Short problem: Please give the listing again, word for word, with nothing left out.

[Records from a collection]
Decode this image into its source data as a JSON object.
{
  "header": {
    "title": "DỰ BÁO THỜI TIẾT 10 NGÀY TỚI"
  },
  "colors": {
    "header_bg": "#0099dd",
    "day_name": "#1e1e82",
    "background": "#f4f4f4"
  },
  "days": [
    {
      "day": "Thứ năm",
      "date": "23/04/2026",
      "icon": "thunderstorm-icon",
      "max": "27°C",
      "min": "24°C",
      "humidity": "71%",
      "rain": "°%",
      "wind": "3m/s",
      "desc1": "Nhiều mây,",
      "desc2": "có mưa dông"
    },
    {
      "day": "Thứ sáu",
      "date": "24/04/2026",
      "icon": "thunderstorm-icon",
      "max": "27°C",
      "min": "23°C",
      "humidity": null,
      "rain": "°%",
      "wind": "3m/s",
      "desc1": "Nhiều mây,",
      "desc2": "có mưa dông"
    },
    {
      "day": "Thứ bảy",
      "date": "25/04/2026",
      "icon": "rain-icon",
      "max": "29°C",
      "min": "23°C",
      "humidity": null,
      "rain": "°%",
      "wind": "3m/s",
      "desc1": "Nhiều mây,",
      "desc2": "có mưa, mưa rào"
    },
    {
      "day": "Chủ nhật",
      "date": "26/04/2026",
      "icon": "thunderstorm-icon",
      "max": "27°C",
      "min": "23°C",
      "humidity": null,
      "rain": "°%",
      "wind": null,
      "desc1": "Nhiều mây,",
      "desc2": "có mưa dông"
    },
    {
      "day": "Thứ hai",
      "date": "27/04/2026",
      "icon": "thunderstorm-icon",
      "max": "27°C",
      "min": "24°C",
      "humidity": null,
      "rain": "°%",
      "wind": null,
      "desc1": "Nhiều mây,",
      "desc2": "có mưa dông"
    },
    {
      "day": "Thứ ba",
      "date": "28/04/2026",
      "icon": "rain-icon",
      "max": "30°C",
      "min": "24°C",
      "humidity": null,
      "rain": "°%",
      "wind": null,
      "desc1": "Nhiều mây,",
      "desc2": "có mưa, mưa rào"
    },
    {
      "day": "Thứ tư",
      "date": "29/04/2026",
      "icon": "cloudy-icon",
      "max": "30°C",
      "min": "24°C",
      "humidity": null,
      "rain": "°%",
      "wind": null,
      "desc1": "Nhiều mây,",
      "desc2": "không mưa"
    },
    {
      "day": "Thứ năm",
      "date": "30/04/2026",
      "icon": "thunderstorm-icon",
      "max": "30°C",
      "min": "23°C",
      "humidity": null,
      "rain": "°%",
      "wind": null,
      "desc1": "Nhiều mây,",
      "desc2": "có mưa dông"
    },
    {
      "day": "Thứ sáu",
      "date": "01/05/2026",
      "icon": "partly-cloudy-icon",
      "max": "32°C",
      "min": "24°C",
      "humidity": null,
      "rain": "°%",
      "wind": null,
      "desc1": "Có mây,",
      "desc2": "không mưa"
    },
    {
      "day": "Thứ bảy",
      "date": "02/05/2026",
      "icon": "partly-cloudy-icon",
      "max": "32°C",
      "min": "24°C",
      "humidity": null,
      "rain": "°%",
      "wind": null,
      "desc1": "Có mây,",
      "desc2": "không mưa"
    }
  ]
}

Expected answer:
Decode this image into its source data as a JSON object.
{
  "header": {
    "title": "DỰ BÁO THỜI TIẾT 10 NGÀY TỚI"
  },
  "colors": {
    "header_bg": "#0099dd",
    "day_name": "#1e1e82",
    "background": "#f4f4f4"
  },
  "days": [
    {
      "day": "Thứ năm",
      "date": "23/04/2026",
      "icon": "thunderstorm-icon",
      "max": "27°C",
      "min": "24°C",
      "humidity": "71%",
      "rain": "°%",
      "wind": "3m/s",
      "desc1": "Nhiều mây,",
      "desc2": "có mưa dông"
    },
    {
      "day": "Thứ sáu",
      "date": "24/04/2026",
      "icon": "thunderstorm-icon",
      "max": "27°C",
      "min": "23°C",
      "humidity": null,
      "rain": "°%",
      "wind": "3m/s",
      "desc1": "Nhiều mây,",
      "desc2": "có mưa dông"
    },
    {
      "day": "Thứ bảy",
      "date": "25/04/2026",
      "icon": "rain-icon",
      "max": "29°C",
      "min": "23°C",
      "humidity": null,
      "rain": "°%",
      "wind": "3m/s",
      "desc1": "Nhiều mây,",
      "desc2": "có mưa, mưa rào"
    },
    {
      "day": "Chủ nhật",
      "date": "26/04/2026",
      "icon": "thunderstorm-icon",
      "max": "27°C",
      "min": "23°C",
      "humidity": null,
      "rain": "°%",
      "wind": null,
      "desc1": "Nhiều mây,",
      "desc2": "có mưa dông"
    },
    {
      "day": "Thứ hai",
      "date": "27/04/2026",
      "icon": "thunderstorm-icon",
      "max": "27°C",
      "min": "24°C",
      "humidity": null,
      "rain": "°%",
      "wind": null,
      "desc1": "Nhiều mây,",
      "desc2": "có mưa dông"
    },
    {
      "day": "Thứ ba",
      "date": "28/04/2026",
      "icon": "rain-icon",
      "max": "30°C",
      "min": "24°C",
      "humidity": null,
      "rain": "°%",
      "wind": null,
      "desc1": "Nhiều mây,",
      "desc2": "có mưa, mưa rào"
    },
    {
      "day": "Thứ tư",
      "date": "29/04/2026",
      "icon": "cloudy-icon",
      "max": "30°C",
      "min": "24°C",
      "humidity": null,
      "rain": "°%",
      "wind": null,
      "desc1": "Nhiều mây,",
      "desc2": "không mưa"
    },
    {
      "day": "Thứ năm",
      "date": "30/04/2026",
      "icon": "thunderstorm-icon",
      "max": "30°C",
      "min": "23°C",
      "humidity": null,
      "rain": "°%",
      "wind": null,
      "desc1": "Nhiều mây,",
      "desc2": "có mưa dông"
    },
    {
      "day": "Thứ sáu",
      "date": "01/05/2026",
      "icon": "partly-cloudy-icon",
      "max": "32°C",
      "min": "24°C",
      "humidity": null,
      "rain": "°%",
      "wind": null,
      "desc1": "Có mây,",
      "desc2": "không mưa"
    },
    {
      "day": "Thứ bảy",
      "date": "02/05/2026",
      "icon": "partly-cloudy-icon",
      "max": "32°C",
      "min": "24°C",
      "humidity": null,
      "rain": "°%",
      "wind": null,
      "desc1": "Có mây,",
      "desc2": "không mưa"
    }
  ]
}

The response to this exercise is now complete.